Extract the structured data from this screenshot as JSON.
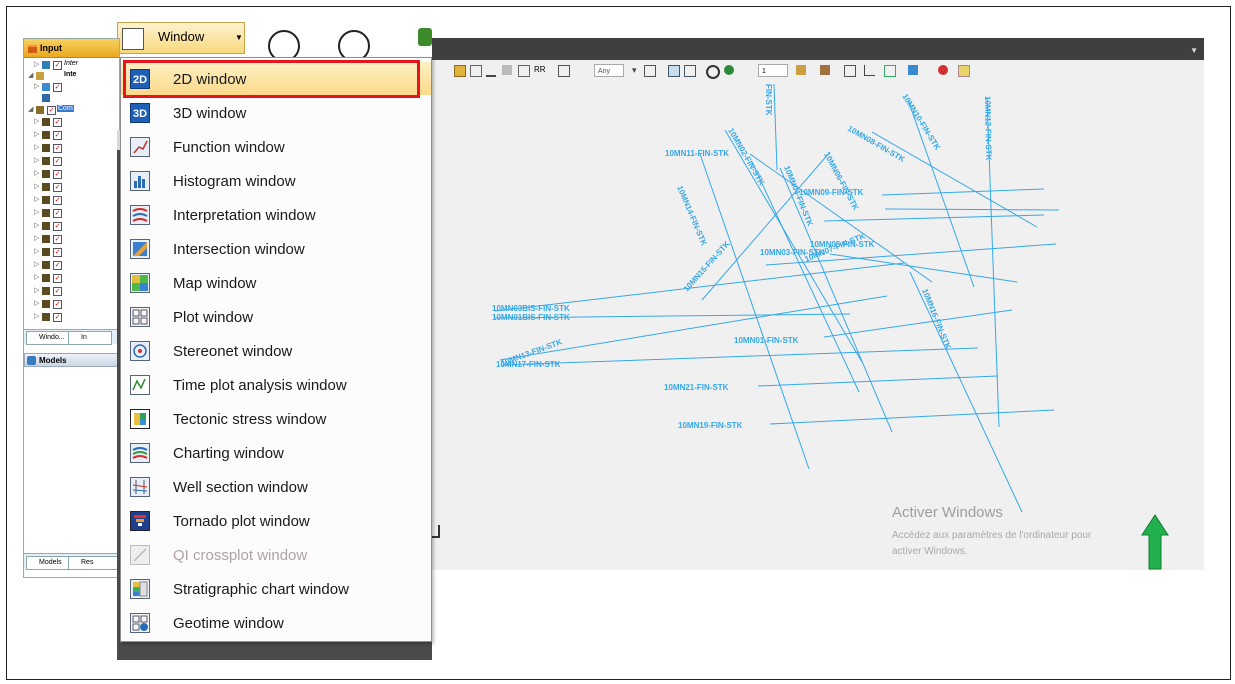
{
  "window_button": {
    "label": "Window"
  },
  "left_panel": {
    "input_title": "Input",
    "tree_item_1": "Inter",
    "tree_item_2": "Inte",
    "tree_item_3": "Com",
    "tabs_top": [
      "Windo...",
      "In"
    ],
    "models_title": "Models",
    "tabs_bottom": [
      "Models",
      "Res"
    ]
  },
  "menu": {
    "items": [
      {
        "label": "2D window",
        "icon": "2d-icon",
        "badge": "2D"
      },
      {
        "label": "3D window",
        "icon": "3d-icon",
        "badge": "3D"
      },
      {
        "label": "Function window",
        "icon": "function-icon"
      },
      {
        "label": "Histogram window",
        "icon": "histogram-icon"
      },
      {
        "label": "Interpretation window",
        "icon": "interpretation-icon"
      },
      {
        "label": "Intersection window",
        "icon": "intersection-icon"
      },
      {
        "label": "Map window",
        "icon": "map-icon"
      },
      {
        "label": "Plot window",
        "icon": "plot-icon"
      },
      {
        "label": "Stereonet window",
        "icon": "stereonet-icon"
      },
      {
        "label": "Time plot analysis window",
        "icon": "time-plot-icon"
      },
      {
        "label": "Tectonic stress window",
        "icon": "tectonic-stress-icon"
      },
      {
        "label": "Charting window",
        "icon": "charting-icon"
      },
      {
        "label": "Well section window",
        "icon": "well-section-icon"
      },
      {
        "label": "Tornado plot window",
        "icon": "tornado-icon"
      },
      {
        "label": "QI crossplot window",
        "icon": "qi-crossplot-icon",
        "disabled": true
      },
      {
        "label": "Stratigraphic chart window",
        "icon": "stratigraphic-icon"
      },
      {
        "label": "Geotime window",
        "icon": "geotime-icon"
      }
    ]
  },
  "toolbar": {
    "any": "Any",
    "zoom_value": "1"
  },
  "seismic_lines": [
    "FIN-STK",
    "10MN10-FIN-STK",
    "10MN12-FIN-STK",
    "10MN11-FIN-STK",
    "10MN02-FIN-STK",
    "10MN08-FIN-STK",
    "10MN09-FIN-STK",
    "10MN04-FIN-STK",
    "10MN06-FIN-STK",
    "10MN14-FIN-STK",
    "10MN05-FIN-STK",
    "10MN07-FIN-STK",
    "10MN15-FIN-STK",
    "10MN03-FIN-STK",
    "10MN03BIS-FIN-STK",
    "10MN01BIS-FIN-STK",
    "10MN16-FIN-STK",
    "10MN01-FIN-STK",
    "10MN13-FIN-STK",
    "10MN17-FIN-STK",
    "10MN21-FIN-STK",
    "10MN19-FIN-STK"
  ],
  "watermark": {
    "title": "Activer Windows",
    "line1": "Accédez aux paramètres de l'ordinateur pour",
    "line2": "activer Windows."
  },
  "colors": {
    "seismic": "#34a8e8",
    "highlight_border": "#e8141c",
    "north_arrow": "#22b14c"
  }
}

> [The task] Without the pictures, transcribe the listing above exactly.

> [Answer for this exercise]
Extract the structured data from this screenshot as JSON.
{
  "window_button": {
    "label": "Window"
  },
  "left_panel": {
    "input_title": "Input",
    "tree_item_1": "Inter",
    "tree_item_2": "Inte",
    "tree_item_3": "Com",
    "tabs_top": [
      "Windo...",
      "In"
    ],
    "models_title": "Models",
    "tabs_bottom": [
      "Models",
      "Res"
    ]
  },
  "menu": {
    "items": [
      {
        "label": "2D window",
        "icon": "2d-icon",
        "badge": "2D"
      },
      {
        "label": "3D window",
        "icon": "3d-icon",
        "badge": "3D"
      },
      {
        "label": "Function window",
        "icon": "function-icon"
      },
      {
        "label": "Histogram window",
        "icon": "histogram-icon"
      },
      {
        "label": "Interpretation window",
        "icon": "interpretation-icon"
      },
      {
        "label": "Intersection window",
        "icon": "intersection-icon"
      },
      {
        "label": "Map window",
        "icon": "map-icon"
      },
      {
        "label": "Plot window",
        "icon": "plot-icon"
      },
      {
        "label": "Stereonet window",
        "icon": "stereonet-icon"
      },
      {
        "label": "Time plot analysis window",
        "icon": "time-plot-icon"
      },
      {
        "label": "Tectonic stress window",
        "icon": "tectonic-stress-icon"
      },
      {
        "label": "Charting window",
        "icon": "charting-icon"
      },
      {
        "label": "Well section window",
        "icon": "well-section-icon"
      },
      {
        "label": "Tornado plot window",
        "icon": "tornado-icon"
      },
      {
        "label": "QI crossplot window",
        "icon": "qi-crossplot-icon",
        "disabled": true
      },
      {
        "label": "Stratigraphic chart window",
        "icon": "stratigraphic-icon"
      },
      {
        "label": "Geotime window",
        "icon": "geotime-icon"
      }
    ]
  },
  "toolbar": {
    "any": "Any",
    "zoom_value": "1"
  },
  "seismic_lines": [
    "FIN-STK",
    "10MN10-FIN-STK",
    "10MN12-FIN-STK",
    "10MN11-FIN-STK",
    "10MN02-FIN-STK",
    "10MN08-FIN-STK",
    "10MN09-FIN-STK",
    "10MN04-FIN-STK",
    "10MN06-FIN-STK",
    "10MN14-FIN-STK",
    "10MN05-FIN-STK",
    "10MN07-FIN-STK",
    "10MN15-FIN-STK",
    "10MN03-FIN-STK",
    "10MN03BIS-FIN-STK",
    "10MN01BIS-FIN-STK",
    "10MN16-FIN-STK",
    "10MN01-FIN-STK",
    "10MN13-FIN-STK",
    "10MN17-FIN-STK",
    "10MN21-FIN-STK",
    "10MN19-FIN-STK"
  ],
  "watermark": {
    "title": "Activer Windows",
    "line1": "Accédez aux paramètres de l'ordinateur pour",
    "line2": "activer Windows."
  },
  "colors": {
    "seismic": "#34a8e8",
    "highlight_border": "#e8141c",
    "north_arrow": "#22b14c"
  }
}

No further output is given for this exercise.